→ **Aim of the exercise**: The entries below are to be transcribed in full, without their images.

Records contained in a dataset

§

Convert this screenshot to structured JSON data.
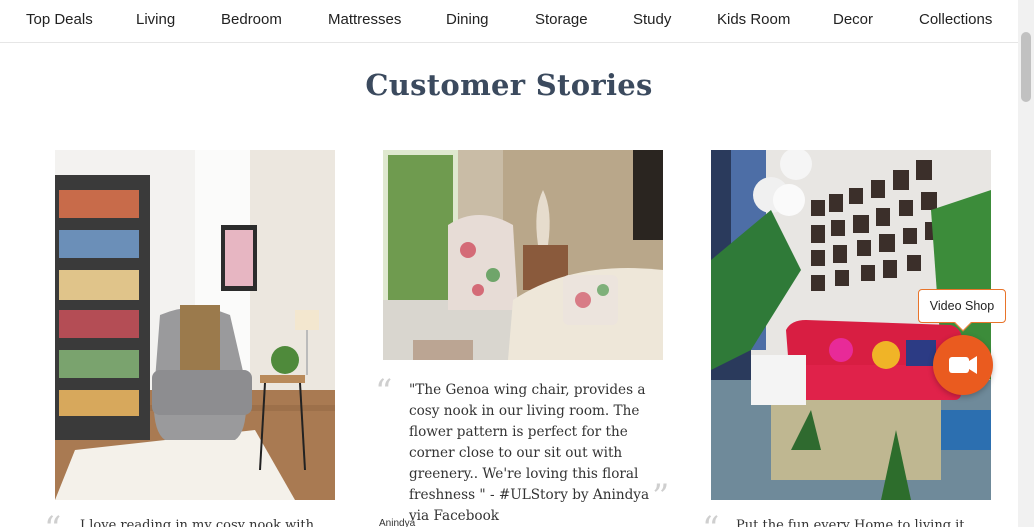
{
  "nav": {
    "items": [
      {
        "label": "Top Deals"
      },
      {
        "label": "Living"
      },
      {
        "label": "Bedroom"
      },
      {
        "label": "Mattresses"
      },
      {
        "label": "Dining"
      },
      {
        "label": "Storage"
      },
      {
        "label": "Study"
      },
      {
        "label": "Kids Room"
      },
      {
        "label": "Decor"
      },
      {
        "label": "Collections"
      }
    ]
  },
  "section": {
    "title": "Customer Stories"
  },
  "stories": [
    {
      "image_desc": "grey recliner in bright room with bookshelf",
      "caption_partial": "I love reading in my cosy nook with"
    },
    {
      "image_desc": "floral wing chair in living room",
      "text": "\"The Genoa wing chair, provides a cosy nook in our living room. The flower pattern is perfect for the corner close to our sit out with greenery.. We're loving this floral freshness \" - #ULStory by Anindya via Facebook",
      "author_partial": "Anindya"
    },
    {
      "image_desc": "red sofa with colourful cushions and gallery wall",
      "caption_partial": "Put the fun every Home to living it"
    }
  ],
  "video_shop": {
    "label": "Video Shop",
    "icon": "video-camera-icon"
  },
  "colors": {
    "accent": "#ea5b1f",
    "title": "#3b4a5e"
  }
}
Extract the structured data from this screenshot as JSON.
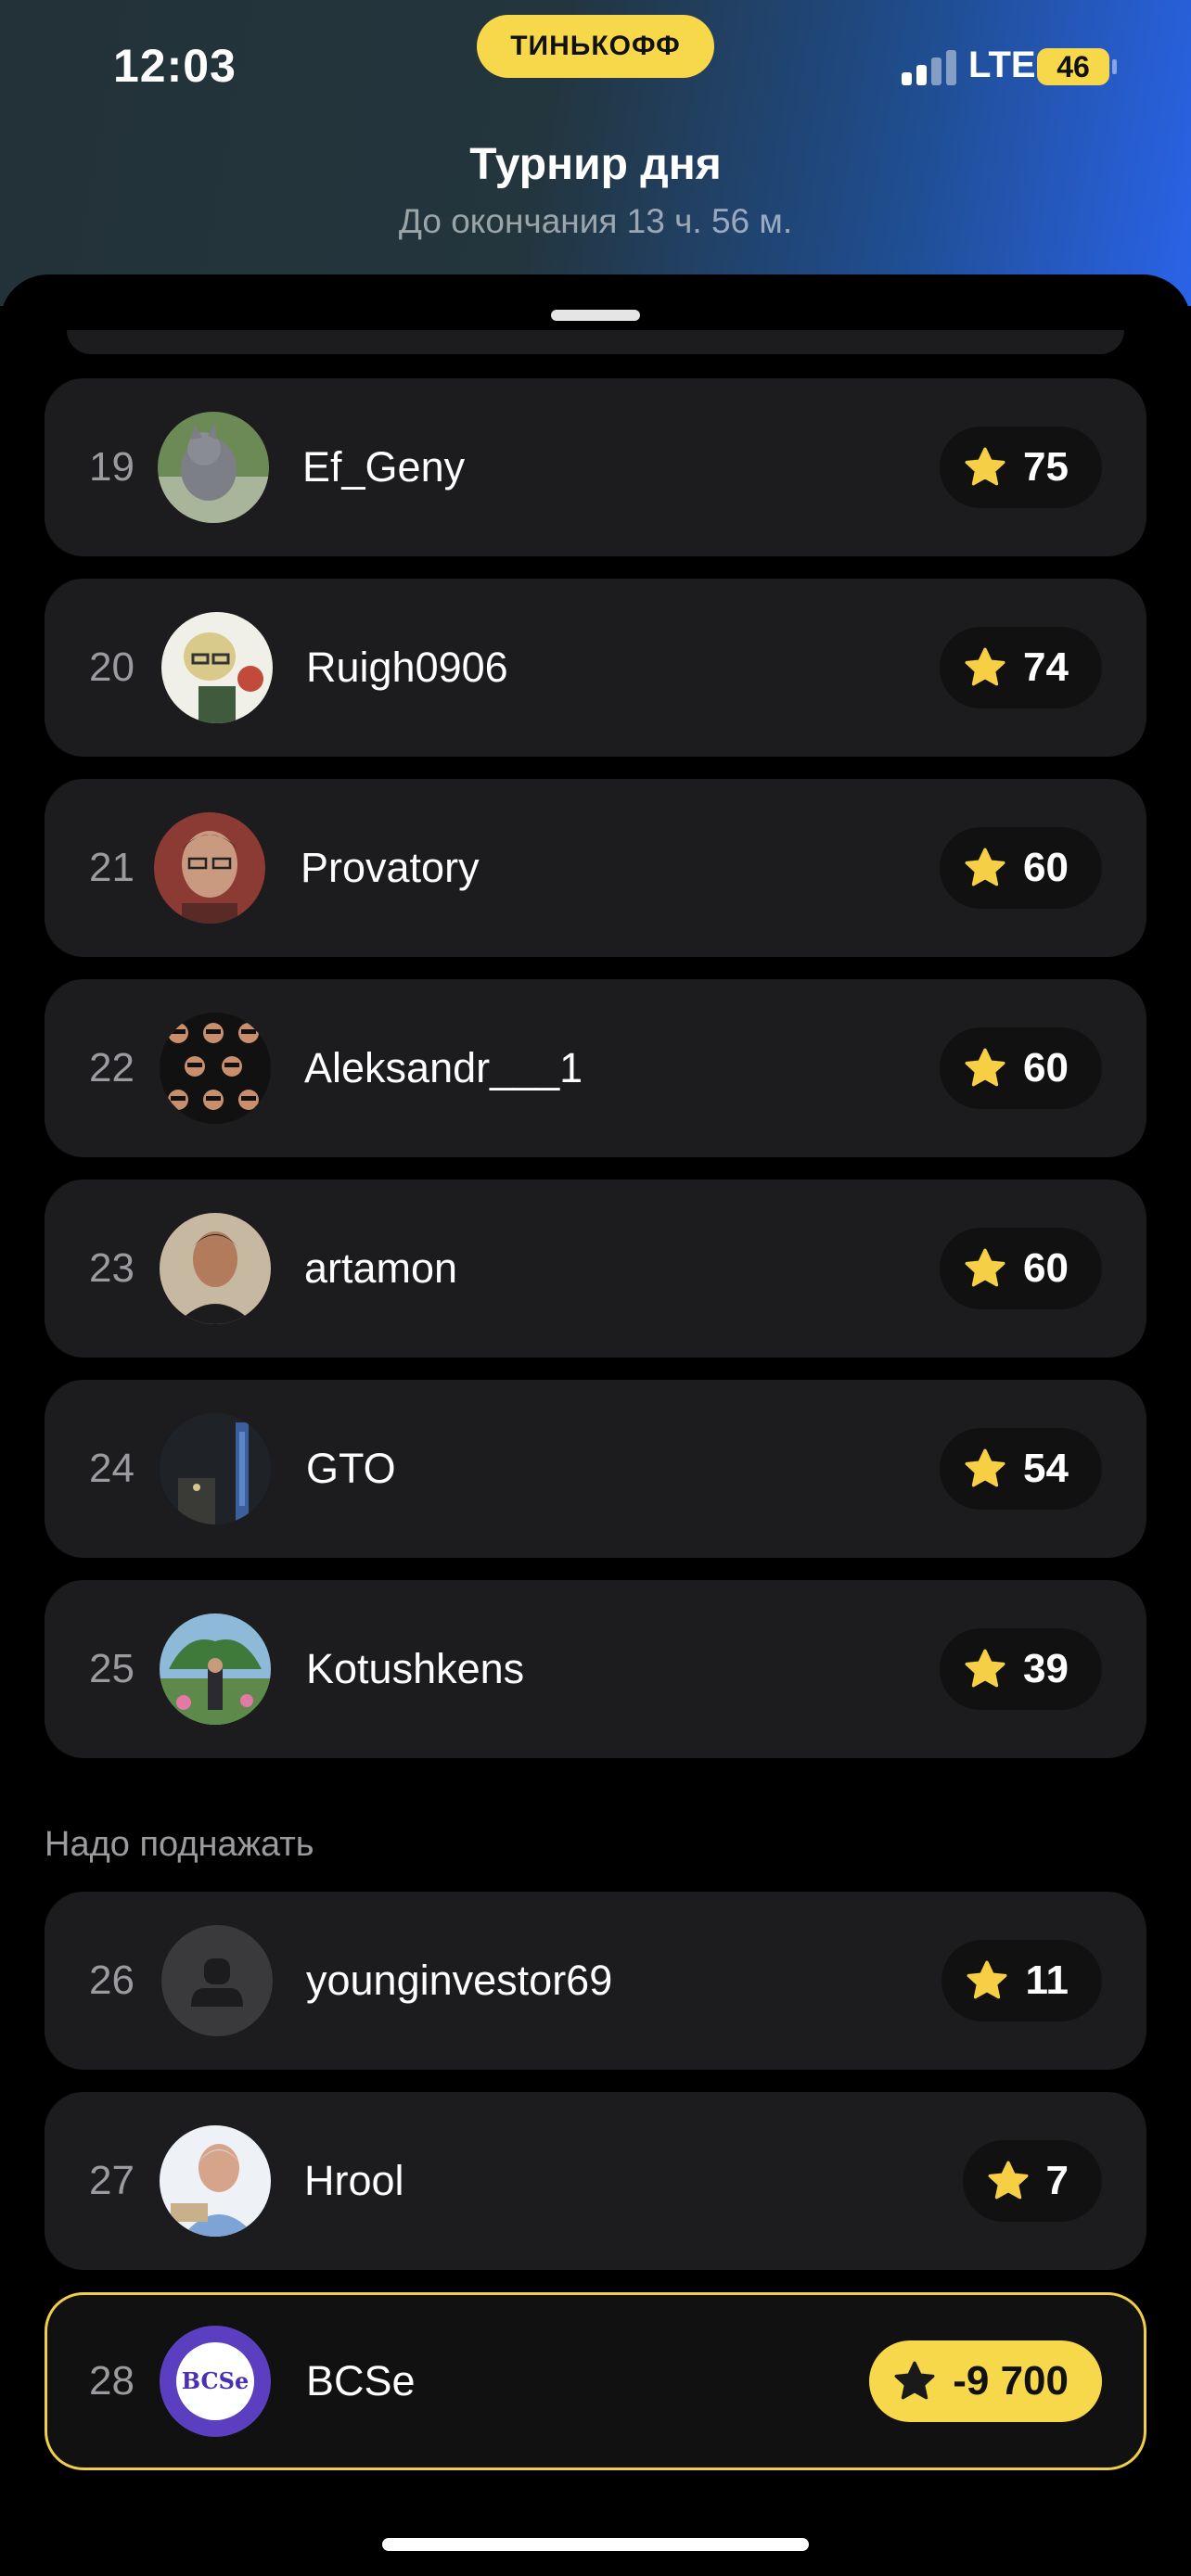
{
  "status_bar": {
    "time": "12:03",
    "bank_badge": "ТИНЬКОФФ",
    "network": "LTE",
    "battery": "46"
  },
  "header": {
    "title": "Турнир дня",
    "subtitle": "До окончания 13 ч. 56 м."
  },
  "section": {
    "label": "Надо поднажать"
  },
  "rows": [
    {
      "rank": "19",
      "name": "Ef_Geny",
      "score": "75",
      "avatar": "cat-photo"
    },
    {
      "rank": "20",
      "name": "Ruigh0906",
      "score": "74",
      "avatar": "anime-character"
    },
    {
      "rank": "21",
      "name": "Provatory",
      "score": "60",
      "avatar": "man-portrait"
    },
    {
      "rank": "22",
      "name": "Aleksandr___1",
      "score": "60",
      "avatar": "repeated-faces-pattern"
    },
    {
      "rank": "23",
      "name": "artamon",
      "score": "60",
      "avatar": "man-portrait"
    },
    {
      "rank": "24",
      "name": "GTO",
      "score": "54",
      "avatar": "night-city"
    },
    {
      "rank": "25",
      "name": "Kotushkens",
      "score": "39",
      "avatar": "graduation-photo"
    },
    {
      "rank": "26",
      "name": "younginvestor69",
      "score": "11",
      "avatar": "default-user"
    },
    {
      "rank": "27",
      "name": "Hrool",
      "score": "7",
      "avatar": "man-at-desk"
    },
    {
      "rank": "28",
      "name": "BCSe",
      "score": "-9 700",
      "avatar": "BCSe",
      "highlighted": true
    }
  ],
  "colors": {
    "accent_yellow": "#f7d84a",
    "row_bg": "#1c1c1e",
    "highlight_border": "#f2cd4a"
  }
}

§

→ **The response**:
Convert this screenshot to structured JSON data.
{
  "nav": {
    "items": [
      {
        "label": "Top Deals"
      },
      {
        "label": "Living"
      },
      {
        "label": "Bedroom"
      },
      {
        "label": "Mattresses"
      },
      {
        "label": "Dining"
      },
      {
        "label": "Storage"
      },
      {
        "label": "Study"
      },
      {
        "label": "Kids Room"
      },
      {
        "label": "Decor"
      },
      {
        "label": "Collections"
      }
    ]
  },
  "section": {
    "title": "Customer Stories"
  },
  "stories": [
    {
      "image_desc": "grey recliner in bright room with bookshelf",
      "caption_partial": "I love reading in my cosy nook with"
    },
    {
      "image_desc": "floral wing chair in living room",
      "text": "\"The Genoa wing chair, provides a cosy nook in our living room. The flower pattern is perfect for the corner close to our sit out with greenery.. We're loving this floral freshness \" - #ULStory by Anindya via Facebook",
      "author_partial": "Anindya"
    },
    {
      "image_desc": "red sofa with colourful cushions and gallery wall",
      "caption_partial": "Put the fun every Home to living it"
    }
  ],
  "video_shop": {
    "label": "Video Shop",
    "icon": "video-camera-icon"
  },
  "colors": {
    "accent": "#ea5b1f",
    "title": "#3b4a5e"
  }
}
Extract the structured data from this screenshot as JSON.
{
  "status_bar": {
    "time": "12:03",
    "bank_badge": "ТИНЬКОФФ",
    "network": "LTE",
    "battery": "46"
  },
  "header": {
    "title": "Турнир дня",
    "subtitle": "До окончания 13 ч. 56 м."
  },
  "section": {
    "label": "Надо поднажать"
  },
  "rows": [
    {
      "rank": "19",
      "name": "Ef_Geny",
      "score": "75",
      "avatar": "cat-photo"
    },
    {
      "rank": "20",
      "name": "Ruigh0906",
      "score": "74",
      "avatar": "anime-character"
    },
    {
      "rank": "21",
      "name": "Provatory",
      "score": "60",
      "avatar": "man-portrait"
    },
    {
      "rank": "22",
      "name": "Aleksandr___1",
      "score": "60",
      "avatar": "repeated-faces-pattern"
    },
    {
      "rank": "23",
      "name": "artamon",
      "score": "60",
      "avatar": "man-portrait"
    },
    {
      "rank": "24",
      "name": "GTO",
      "score": "54",
      "avatar": "night-city"
    },
    {
      "rank": "25",
      "name": "Kotushkens",
      "score": "39",
      "avatar": "graduation-photo"
    },
    {
      "rank": "26",
      "name": "younginvestor69",
      "score": "11",
      "avatar": "default-user"
    },
    {
      "rank": "27",
      "name": "Hrool",
      "score": "7",
      "avatar": "man-at-desk"
    },
    {
      "rank": "28",
      "name": "BCSe",
      "score": "-9 700",
      "avatar": "BCSe",
      "highlighted": true
    }
  ],
  "colors": {
    "accent_yellow": "#f7d84a",
    "row_bg": "#1c1c1e",
    "highlight_border": "#f2cd4a"
  }
}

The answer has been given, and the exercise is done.